Data supplied
+===+

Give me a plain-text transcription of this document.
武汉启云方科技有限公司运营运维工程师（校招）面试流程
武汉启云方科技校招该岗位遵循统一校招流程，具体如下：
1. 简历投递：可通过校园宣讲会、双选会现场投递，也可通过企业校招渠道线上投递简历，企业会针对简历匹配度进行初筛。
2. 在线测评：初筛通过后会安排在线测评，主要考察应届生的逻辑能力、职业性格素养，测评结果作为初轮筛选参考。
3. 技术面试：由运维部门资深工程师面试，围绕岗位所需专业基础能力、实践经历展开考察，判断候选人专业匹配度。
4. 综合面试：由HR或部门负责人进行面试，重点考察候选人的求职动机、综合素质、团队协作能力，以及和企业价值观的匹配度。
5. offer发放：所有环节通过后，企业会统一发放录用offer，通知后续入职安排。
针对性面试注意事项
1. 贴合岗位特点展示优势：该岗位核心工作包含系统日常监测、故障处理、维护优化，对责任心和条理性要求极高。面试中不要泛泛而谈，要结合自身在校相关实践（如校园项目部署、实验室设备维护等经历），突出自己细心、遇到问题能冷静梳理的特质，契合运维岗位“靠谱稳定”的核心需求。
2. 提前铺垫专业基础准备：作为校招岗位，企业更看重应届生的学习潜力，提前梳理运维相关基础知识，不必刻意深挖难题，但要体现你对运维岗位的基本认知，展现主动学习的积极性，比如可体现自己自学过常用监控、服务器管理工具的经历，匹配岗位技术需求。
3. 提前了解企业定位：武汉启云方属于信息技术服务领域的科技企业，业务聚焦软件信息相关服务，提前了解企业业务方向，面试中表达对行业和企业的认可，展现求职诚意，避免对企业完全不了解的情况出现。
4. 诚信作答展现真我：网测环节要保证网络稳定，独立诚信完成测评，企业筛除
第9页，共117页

+===+

Work to do
Faithfully reproduce all of the records, character for character.

Solution for this problem
Give me a plain-text transcription of this document.
武汉启云方科技有限公司运营运维工程师（校招）面试流程
武汉启云方科技校招该岗位遵循统一校招流程，具体如下：
1. 简历投递：可通过校园宣讲会、双选会现场投递，也可通过企业校招渠道线上投递简历，企业会针对简历匹配度进行初筛。
2. 在线测评：初筛通过后会安排在线测评，主要考察应届生的逻辑能力、职业性格素养，测评结果作为初轮筛选参考。
3. 技术面试：由运维部门资深工程师面试，围绕岗位所需专业基础能力、实践经历展开考察，判断候选人专业匹配度。
4. 综合面试：由HR或部门负责人进行面试，重点考察候选人的求职动机、综合素质、团队协作能力，以及和企业价值观的匹配度。
5. offer发放：所有环节通过后，企业会统一发放录用offer，通知后续入职安排。
针对性面试注意事项
1. 贴合岗位特点展示优势：该岗位核心工作包含系统日常监测、故障处理、维护优化，对责任心和条理性要求极高。面试中不要泛泛而谈，要结合自身在校相关实践（如校园项目部署、实验室设备维护等经历），突出自己细心、遇到问题能冷静梳理的特质，契合运维岗位“靠谱稳定”的核心需求。
2. 提前铺垫专业基础准备：作为校招岗位，企业更看重应届生的学习潜力，提前梳理运维相关基础知识，不必刻意深挖难题，但要体现你对运维岗位的基本认知，展现主动学习的积极性，比如可体现自己自学过常用监控、服务器管理工具的经历，匹配岗位技术需求。
3. 提前了解企业定位：武汉启云方属于信息技术服务领域的科技企业，业务聚焦软件信息相关服务，提前了解企业业务方向，面试中表达对行业和企业的认可，展现求职诚意，避免对企业完全不了解的情况出现。
4. 诚信作答展现真我：网测环节要保证网络稳定，独立诚信完成测评，企业筛除
第9页，共117页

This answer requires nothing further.